## EXERCISE GOAL
Find every line with the word "Output". Copy those lines.

## EXERCISE INPUTS
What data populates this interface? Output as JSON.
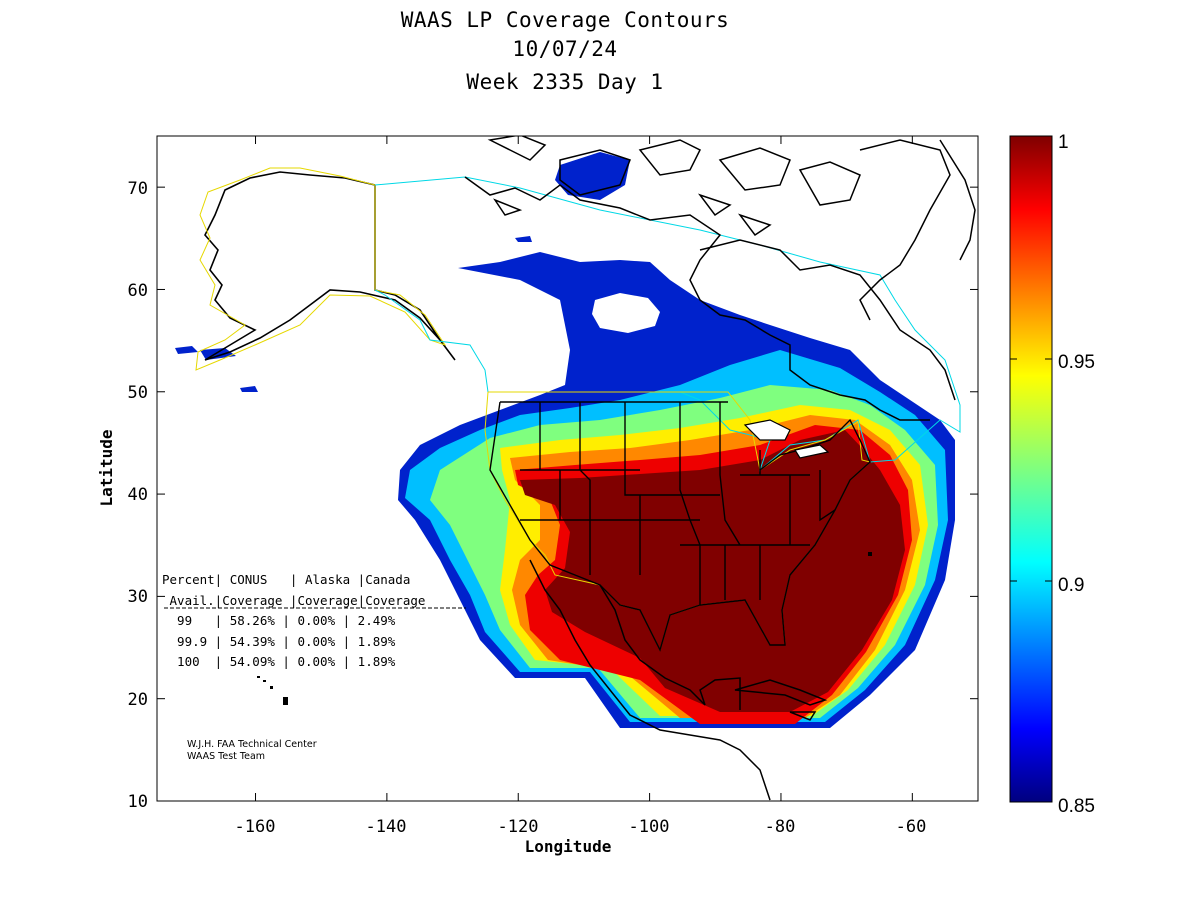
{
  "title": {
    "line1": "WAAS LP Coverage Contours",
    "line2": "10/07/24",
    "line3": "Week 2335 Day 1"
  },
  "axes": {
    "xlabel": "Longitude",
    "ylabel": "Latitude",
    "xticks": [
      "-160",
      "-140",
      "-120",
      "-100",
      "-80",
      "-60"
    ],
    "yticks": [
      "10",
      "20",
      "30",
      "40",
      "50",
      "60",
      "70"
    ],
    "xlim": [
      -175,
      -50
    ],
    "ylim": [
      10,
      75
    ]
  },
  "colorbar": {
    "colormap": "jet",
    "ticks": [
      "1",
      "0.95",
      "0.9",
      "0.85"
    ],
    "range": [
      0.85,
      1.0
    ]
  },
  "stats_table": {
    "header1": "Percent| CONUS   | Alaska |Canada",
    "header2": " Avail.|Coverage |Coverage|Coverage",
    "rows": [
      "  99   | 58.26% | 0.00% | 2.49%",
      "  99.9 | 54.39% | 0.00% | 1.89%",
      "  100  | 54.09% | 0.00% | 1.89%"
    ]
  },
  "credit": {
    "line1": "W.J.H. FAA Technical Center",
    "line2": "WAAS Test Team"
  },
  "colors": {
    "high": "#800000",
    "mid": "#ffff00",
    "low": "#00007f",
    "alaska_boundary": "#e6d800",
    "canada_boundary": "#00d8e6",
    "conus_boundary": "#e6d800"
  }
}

--

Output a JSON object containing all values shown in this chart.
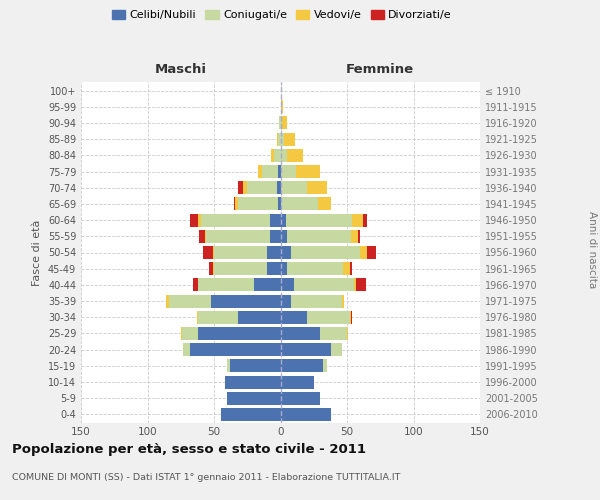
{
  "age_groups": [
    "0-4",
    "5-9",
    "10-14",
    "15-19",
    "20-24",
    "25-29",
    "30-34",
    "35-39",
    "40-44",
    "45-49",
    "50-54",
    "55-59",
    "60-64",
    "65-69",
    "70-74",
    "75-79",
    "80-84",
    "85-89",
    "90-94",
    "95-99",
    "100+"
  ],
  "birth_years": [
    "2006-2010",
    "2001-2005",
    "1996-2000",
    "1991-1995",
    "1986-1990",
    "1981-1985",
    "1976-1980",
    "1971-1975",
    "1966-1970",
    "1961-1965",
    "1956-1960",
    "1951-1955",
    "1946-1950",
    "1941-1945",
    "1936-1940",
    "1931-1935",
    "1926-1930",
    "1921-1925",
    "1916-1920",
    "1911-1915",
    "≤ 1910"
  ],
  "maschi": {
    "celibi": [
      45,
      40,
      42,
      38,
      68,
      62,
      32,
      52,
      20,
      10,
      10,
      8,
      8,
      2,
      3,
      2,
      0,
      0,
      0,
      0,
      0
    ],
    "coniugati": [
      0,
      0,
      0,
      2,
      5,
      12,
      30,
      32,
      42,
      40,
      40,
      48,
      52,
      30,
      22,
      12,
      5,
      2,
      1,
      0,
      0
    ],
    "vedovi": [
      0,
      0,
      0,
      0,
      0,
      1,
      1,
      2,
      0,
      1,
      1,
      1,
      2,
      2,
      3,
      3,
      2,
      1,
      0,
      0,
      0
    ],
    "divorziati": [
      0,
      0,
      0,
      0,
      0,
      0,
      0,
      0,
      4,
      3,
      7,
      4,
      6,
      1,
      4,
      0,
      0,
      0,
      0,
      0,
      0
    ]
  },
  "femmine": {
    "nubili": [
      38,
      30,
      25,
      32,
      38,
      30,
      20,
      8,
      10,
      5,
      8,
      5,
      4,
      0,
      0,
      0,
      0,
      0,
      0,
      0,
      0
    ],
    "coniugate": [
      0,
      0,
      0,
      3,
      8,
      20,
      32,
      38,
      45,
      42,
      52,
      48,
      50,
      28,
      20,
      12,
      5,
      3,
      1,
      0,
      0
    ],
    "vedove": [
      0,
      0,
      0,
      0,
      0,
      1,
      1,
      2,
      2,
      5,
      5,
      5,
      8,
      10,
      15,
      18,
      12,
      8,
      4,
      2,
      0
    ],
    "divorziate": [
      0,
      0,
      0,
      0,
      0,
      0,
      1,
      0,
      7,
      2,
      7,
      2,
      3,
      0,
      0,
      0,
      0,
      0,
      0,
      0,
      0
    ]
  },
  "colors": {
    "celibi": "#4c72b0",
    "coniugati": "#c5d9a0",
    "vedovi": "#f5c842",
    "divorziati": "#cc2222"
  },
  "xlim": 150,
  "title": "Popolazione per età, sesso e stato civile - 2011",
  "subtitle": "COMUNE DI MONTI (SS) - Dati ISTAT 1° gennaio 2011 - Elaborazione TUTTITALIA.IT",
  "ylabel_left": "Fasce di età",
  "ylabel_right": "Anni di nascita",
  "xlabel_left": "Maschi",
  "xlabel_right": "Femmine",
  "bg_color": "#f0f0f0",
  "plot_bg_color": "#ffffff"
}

## ANSWER TO THE TASK
What data populates this interface? Output as JSON.
Output a JSON object containing all values shown in this chart.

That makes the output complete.